#### ACTIVITY
Pick up the comment thread about whether casual games are killing innovation after its last sentence and keep writing it.

Pro Wrestling Performer & Broadcaster. #HouseOfMikado. Writer. Humorist.

Discussion

3 thoughts on “Are Casual Games Killing Innovation?

  1. Great article, I agree.

    I do think there is room for both casual and hardcore – for me casual games would be something on my phone to play for 10-20 mins whereas my main gaming time would be a couple of hours on the PS3 in the evening.

    The problem will be the next generation or two of gamers that get used to paying £2 for a game as opposed to £40. Will the ‘hardcore’ consoles find themselves deserted? I think they won’t – you just couldn’t experience something like Uncharted 3, Infamous 2 or Crysis 2 on a phone.

    Posted by GregHorrorShow | June 28, 2011, 4:57 am
    • I think we’re still another decade away from a mobile device being able to replicate a console experience, although the PlayStation Vita shows promise in making strides. The biggest issues are: 1) It’s difficult to make a portable device with the power of a console and keep manufacturing costs down (thereby keeping the price down for consumers); and 2) the amount of storage that a device is capable of, is often dependent on the amount of storage that is possible and affordable. While there are flash drives that can hold up to 500 GB without the need for an external power supply, they’re not reliable, transfer rates are limited, and they’re particularly expensive.

#### INFORMATION PROVIDED
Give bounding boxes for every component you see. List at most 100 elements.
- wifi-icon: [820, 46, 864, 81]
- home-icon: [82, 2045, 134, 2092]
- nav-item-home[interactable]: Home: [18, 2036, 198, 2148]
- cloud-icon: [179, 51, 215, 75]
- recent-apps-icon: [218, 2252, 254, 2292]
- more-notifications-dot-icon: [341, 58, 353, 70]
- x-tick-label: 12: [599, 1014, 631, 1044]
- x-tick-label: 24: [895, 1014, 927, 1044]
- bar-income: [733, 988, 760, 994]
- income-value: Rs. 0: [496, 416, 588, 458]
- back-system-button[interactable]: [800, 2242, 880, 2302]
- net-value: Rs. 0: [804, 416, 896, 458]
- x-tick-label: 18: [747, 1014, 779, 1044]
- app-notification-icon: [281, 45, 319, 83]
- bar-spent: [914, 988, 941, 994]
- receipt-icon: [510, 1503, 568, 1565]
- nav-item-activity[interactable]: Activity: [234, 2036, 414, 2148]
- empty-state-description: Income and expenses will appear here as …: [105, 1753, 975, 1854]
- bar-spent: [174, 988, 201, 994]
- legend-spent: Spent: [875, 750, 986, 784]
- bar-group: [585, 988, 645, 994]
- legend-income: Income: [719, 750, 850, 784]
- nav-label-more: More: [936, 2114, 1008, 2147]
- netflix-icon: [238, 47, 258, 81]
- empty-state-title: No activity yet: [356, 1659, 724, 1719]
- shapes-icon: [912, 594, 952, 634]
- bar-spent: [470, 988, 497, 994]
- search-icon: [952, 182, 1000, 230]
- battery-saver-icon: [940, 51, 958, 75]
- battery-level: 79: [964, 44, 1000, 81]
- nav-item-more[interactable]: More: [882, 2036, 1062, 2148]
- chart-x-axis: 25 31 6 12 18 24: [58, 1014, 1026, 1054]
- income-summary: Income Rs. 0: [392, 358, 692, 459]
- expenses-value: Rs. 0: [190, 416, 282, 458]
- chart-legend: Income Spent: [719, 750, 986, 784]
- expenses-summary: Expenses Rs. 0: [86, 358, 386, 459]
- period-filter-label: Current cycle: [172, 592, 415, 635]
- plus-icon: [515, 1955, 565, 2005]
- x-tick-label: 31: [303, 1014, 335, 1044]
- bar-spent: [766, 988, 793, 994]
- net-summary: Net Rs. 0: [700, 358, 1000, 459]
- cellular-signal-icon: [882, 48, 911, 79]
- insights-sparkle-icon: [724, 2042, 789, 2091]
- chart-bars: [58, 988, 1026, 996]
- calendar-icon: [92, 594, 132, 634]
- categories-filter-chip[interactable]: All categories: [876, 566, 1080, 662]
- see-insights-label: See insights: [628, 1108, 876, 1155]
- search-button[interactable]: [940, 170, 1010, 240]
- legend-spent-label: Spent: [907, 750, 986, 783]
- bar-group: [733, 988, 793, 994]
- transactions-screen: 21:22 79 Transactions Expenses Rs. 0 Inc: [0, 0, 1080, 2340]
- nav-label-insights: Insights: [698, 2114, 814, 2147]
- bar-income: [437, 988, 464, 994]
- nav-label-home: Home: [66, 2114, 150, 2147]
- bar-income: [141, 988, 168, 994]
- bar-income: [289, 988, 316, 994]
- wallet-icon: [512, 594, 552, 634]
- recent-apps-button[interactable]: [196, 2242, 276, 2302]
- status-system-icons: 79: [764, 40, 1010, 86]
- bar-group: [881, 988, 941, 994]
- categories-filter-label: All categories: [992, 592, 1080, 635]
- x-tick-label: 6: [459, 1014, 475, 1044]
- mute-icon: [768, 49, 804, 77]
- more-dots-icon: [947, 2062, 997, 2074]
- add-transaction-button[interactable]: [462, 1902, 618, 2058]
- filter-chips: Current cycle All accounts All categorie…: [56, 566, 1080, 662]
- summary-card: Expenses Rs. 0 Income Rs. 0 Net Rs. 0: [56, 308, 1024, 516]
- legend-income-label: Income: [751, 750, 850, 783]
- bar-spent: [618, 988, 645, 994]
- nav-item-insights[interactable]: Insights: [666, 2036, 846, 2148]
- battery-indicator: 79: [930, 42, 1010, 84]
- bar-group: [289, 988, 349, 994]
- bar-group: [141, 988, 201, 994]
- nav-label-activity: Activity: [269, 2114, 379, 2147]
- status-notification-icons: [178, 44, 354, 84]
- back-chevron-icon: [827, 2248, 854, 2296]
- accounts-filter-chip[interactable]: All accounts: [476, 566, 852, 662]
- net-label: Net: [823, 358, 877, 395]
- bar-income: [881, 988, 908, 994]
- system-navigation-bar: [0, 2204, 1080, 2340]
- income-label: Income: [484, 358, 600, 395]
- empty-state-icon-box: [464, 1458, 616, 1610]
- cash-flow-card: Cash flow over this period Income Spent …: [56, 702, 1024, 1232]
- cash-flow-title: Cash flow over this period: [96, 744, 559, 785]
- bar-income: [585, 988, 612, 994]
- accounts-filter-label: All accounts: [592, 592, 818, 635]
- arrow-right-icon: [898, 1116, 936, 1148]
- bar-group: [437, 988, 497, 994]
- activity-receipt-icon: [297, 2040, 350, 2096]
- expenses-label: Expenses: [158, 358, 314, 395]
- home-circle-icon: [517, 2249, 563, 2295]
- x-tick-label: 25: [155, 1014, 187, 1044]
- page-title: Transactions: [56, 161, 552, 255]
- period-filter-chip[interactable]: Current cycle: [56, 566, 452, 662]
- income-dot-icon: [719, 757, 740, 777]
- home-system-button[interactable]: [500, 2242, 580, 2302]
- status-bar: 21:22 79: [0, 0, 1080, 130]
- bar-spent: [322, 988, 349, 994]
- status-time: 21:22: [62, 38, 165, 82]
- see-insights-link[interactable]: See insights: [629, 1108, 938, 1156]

#### OUTPUT FOR THIS EXERCISE
      Simply put, for a portable or mobile device to match the console experience, there’d have to be a perfect median between cost and feasibility that just doesn’t exist yet with today’s technology and economy. While the technology may become possible sooner than later, the economic conditions may not be preferable for consumers to make such a steep investment.

      Posted by the FRANCHISE | June 28, 2011, 10:08 pm
  2. I played GT3 on PS2 from beginning to end. I got months of entertainment out of it. I still remember the final race: 8 hours (was that it?) of straight racing with a nerve-wrecking, ultra-fast, Formula 1 car. It took me 4 tries to win that one last race. So at $49.99, it has been the cheapest game ever when it comes to hours of fun vs. price. The problem is the amount of time and dedication. I don’t have that kind of time anymore. That’s where casual games step in.

    So, we can’t blame consumers or the industry; it is a phenomenon driven by socio-economic changes.